Collected data entries:
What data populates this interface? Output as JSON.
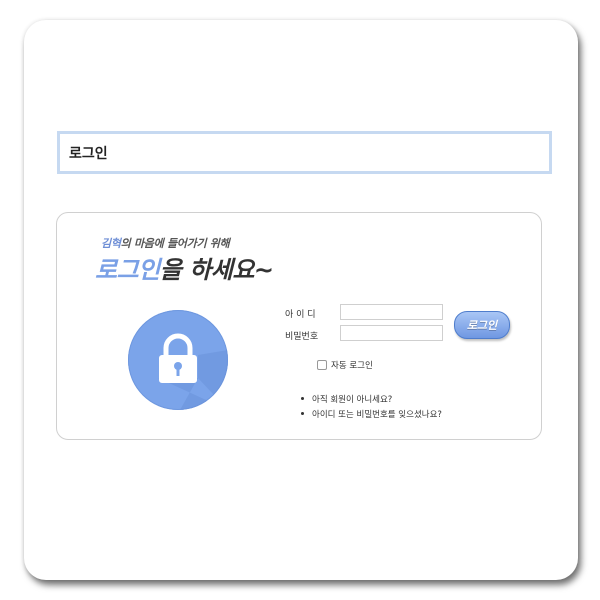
{
  "page": {
    "title": "로그인"
  },
  "greeting": {
    "small_name": "김혁",
    "small_rest": "의 마음에 들어가기 위해",
    "big_blue": "로그인",
    "big_rest": "을 하세요~"
  },
  "form": {
    "id_label": "아 이 디",
    "password_label": "비밀번호",
    "id_value": "",
    "password_value": "",
    "login_button": "로그인",
    "auto_login_label": "자동 로그인",
    "auto_login_checked": false
  },
  "links": [
    {
      "label": "아직 회원이 아니세요?"
    },
    {
      "label": "아이디 또는 비밀번호를 잊으셨나요?"
    }
  ],
  "icons": {
    "lock": "lock-icon"
  },
  "colors": {
    "accent": "#7aa0e6",
    "title_border": "#c6d9f1",
    "lock_circle": "#7ba4ea"
  }
}
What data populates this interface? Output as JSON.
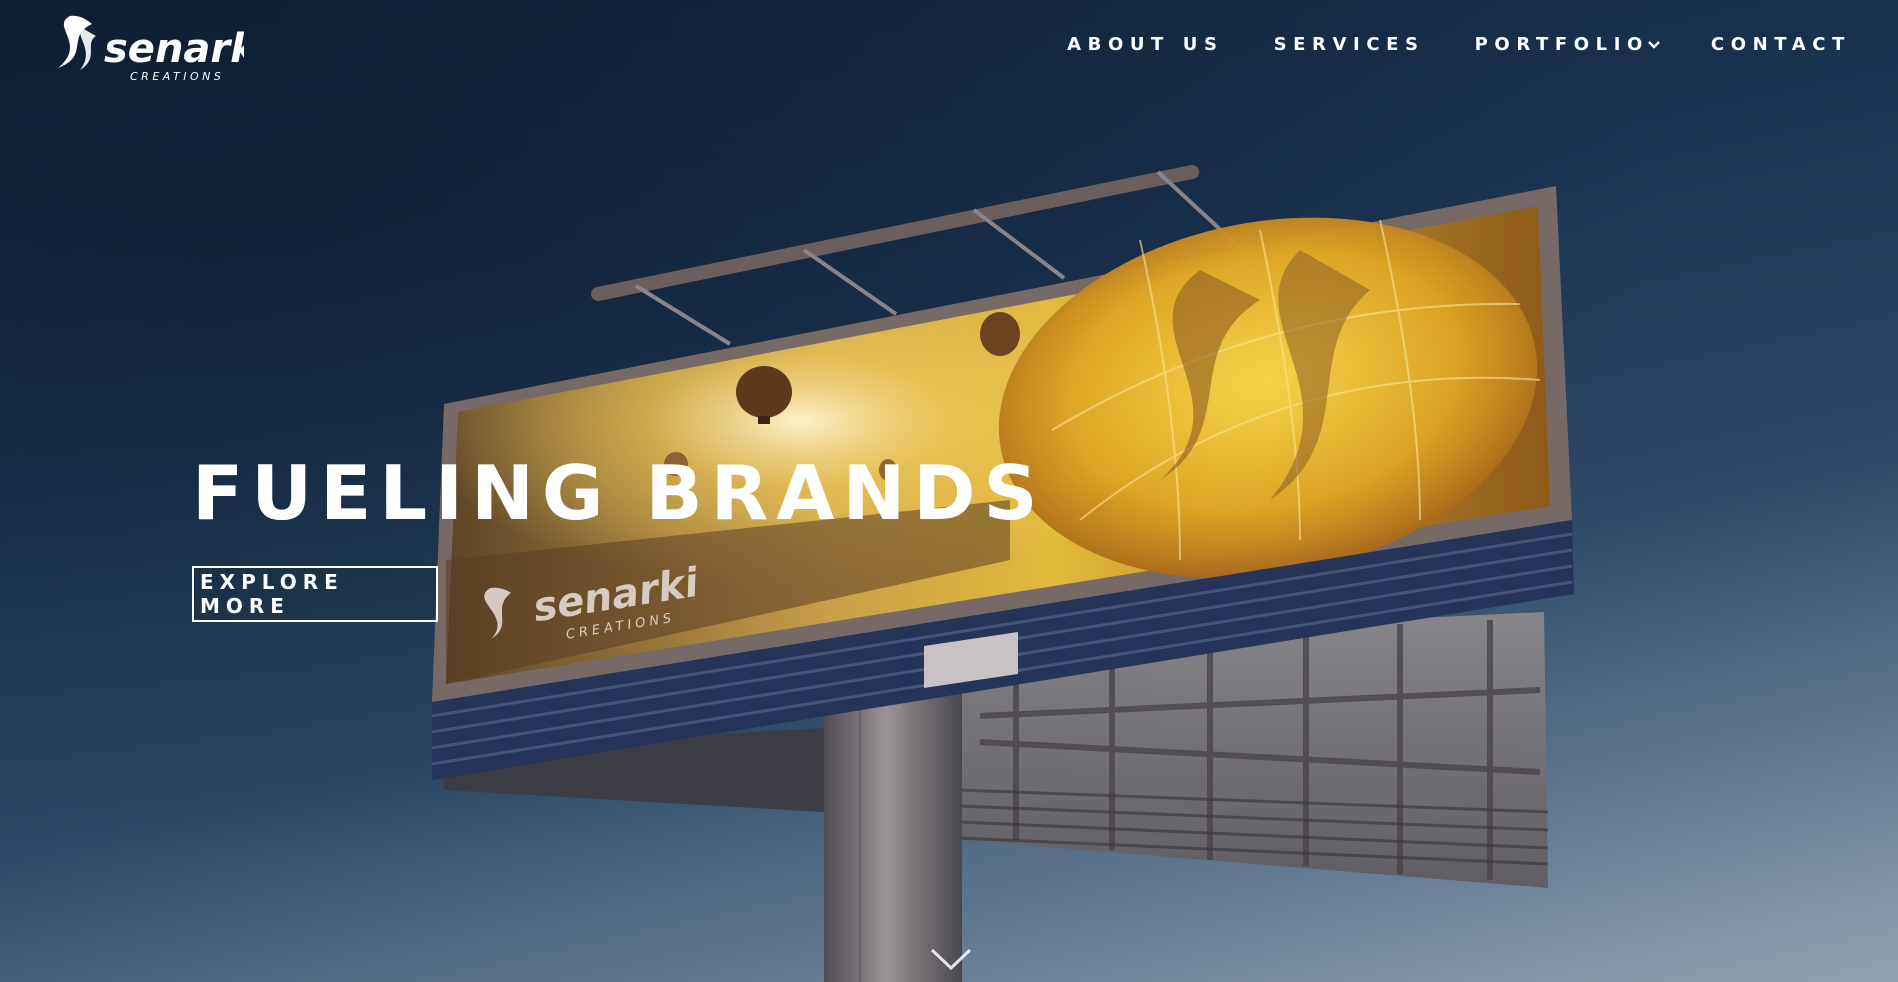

- Set exercise -
Skip the images and write out the rest of the listing exactly.

- Solution to the exercise -
What data populates this interface? Output as JSON.
{
  "page": {
    "title": "로그인"
  },
  "greeting": {
    "small_name": "김혁",
    "small_rest": "의 마음에 들어가기 위해",
    "big_blue": "로그인",
    "big_rest": "을 하세요~"
  },
  "form": {
    "id_label": "아 이 디",
    "password_label": "비밀번호",
    "id_value": "",
    "password_value": "",
    "login_button": "로그인",
    "auto_login_label": "자동 로그인",
    "auto_login_checked": false
  },
  "links": [
    {
      "label": "아직 회원이 아니세요?"
    },
    {
      "label": "아이디 또는 비밀번호를 잊으셨나요?"
    }
  ],
  "icons": {
    "lock": "lock-icon"
  },
  "colors": {
    "accent": "#7aa0e6",
    "title_border": "#c6d9f1",
    "lock_circle": "#7ba4ea"
  }
}
What data populates this interface? Output as JSON.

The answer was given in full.